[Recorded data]
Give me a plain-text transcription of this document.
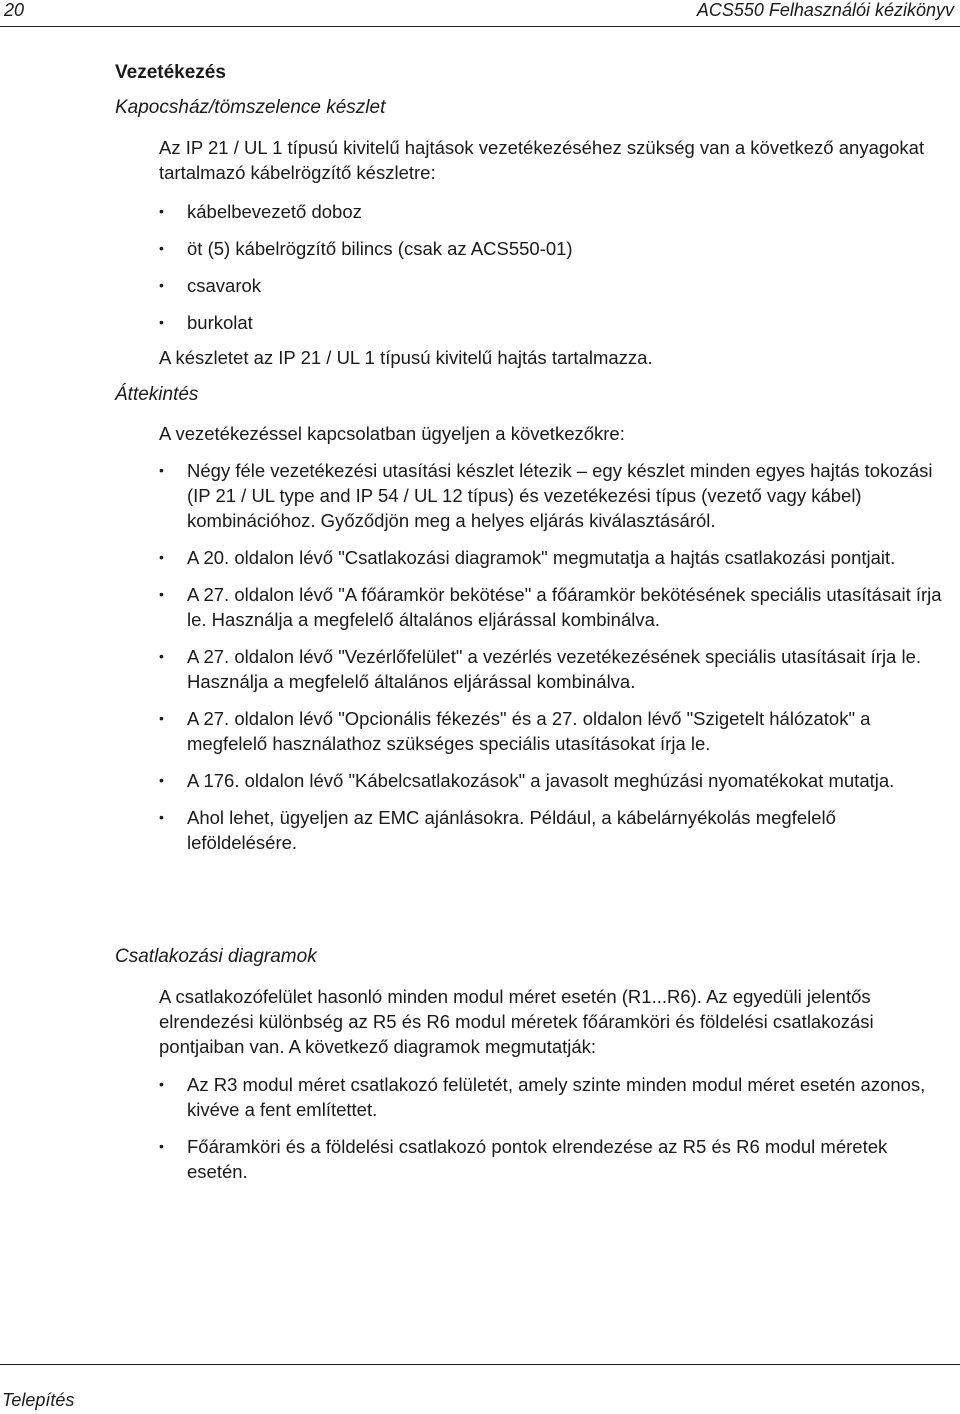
20	ACS550 Felhasználói kézikönyv
Vezetékezés
Kapocsház/tömszelence készlet

Az IP 21 / UL 1 típusú kivitelű hajtások vezetékezéséhez szükség van a következő anyagokat tartalmazó kábelrögzítő készletre:

•	kábelbevezető doboz
•	öt (5) kábelrögzítő bilincs (csak az ACS550-01)
•	csavarok
•	burkolat

A készletet az IP 21 / UL 1 típusú kivitelű hajtás tartalmazza.

Áttekintés

A vezetékezéssel kapcsolatban ügyeljen a következőkre:

•	Négy féle vezetékezési utasítási készlet létezik – egy készlet minden egyes hajtás tokozási (IP 21 / UL type and IP 54 / UL 12 típus) és vezetékezési típus (vezető vagy kábel) kombinációhoz. Győződjön meg a helyes eljárás kiválasztásáról.
•	A 20. oldalon lévő "Csatlakozási diagramok" megmutatja a hajtás csatlakozási pontjait.
•	A 27. oldalon lévő "A főáramkör bekötése" a főáramkör bekötésének speciális utasításait írja le. Használja a megfelelő általános eljárással kombinálva.
•	A 27. oldalon lévő "Vezérlőfelület" a vezérlés vezetékezésének speciális utasításait írja le. Használja a megfelelő általános eljárással kombinálva.
•	A 27. oldalon lévő "Opcionális fékezés" és a 27. oldalon lévő "Szigetelt hálózatok" a megfelelő használathoz szükséges speciális utasításokat írja le.
•	A 176. oldalon lévő "Kábelcsatlakozások" a javasolt meghúzási nyomatékokat mutatja.
•	Ahol lehet, ügyeljen az EMC ajánlásokra. Például, a kábelárnyékolás megfelelő leföldelésére.
Csatlakozási diagramok

A csatlakozófelület hasonló minden modul méret esetén (R1...R6). Az egyedüli jelentős elrendezési különbség az R5 és R6 modul méretek főáramköri és földelési csatlakozási pontjaiban van. A következő diagramok megmutatják:

•	Az R3 modul méret csatlakozó felületét, amely szinte minden modul méret esetén azonos, kivéve a fent említettet.
•	Főáramköri és a földelési csatlakozó pontok elrendezése az R5 és R6 modul méretek esetén.
Telepítés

» **INSTRUCTIONS FOR THE TASK**: Collect the lines that hold "utasításait".

» **RESULT OF THE EXERCISE**:
•	A 27. oldalon lévő "A főáramkör bekötése" a főáramkör bekötésének speciális utasításait írja le. Használja a megfelelő általános eljárással kombinálva.
•	A 27. oldalon lévő "Vezérlőfelület" a vezérlés vezetékezésének speciális utasításait írja le. Használja a megfelelő általános eljárással kombinálva.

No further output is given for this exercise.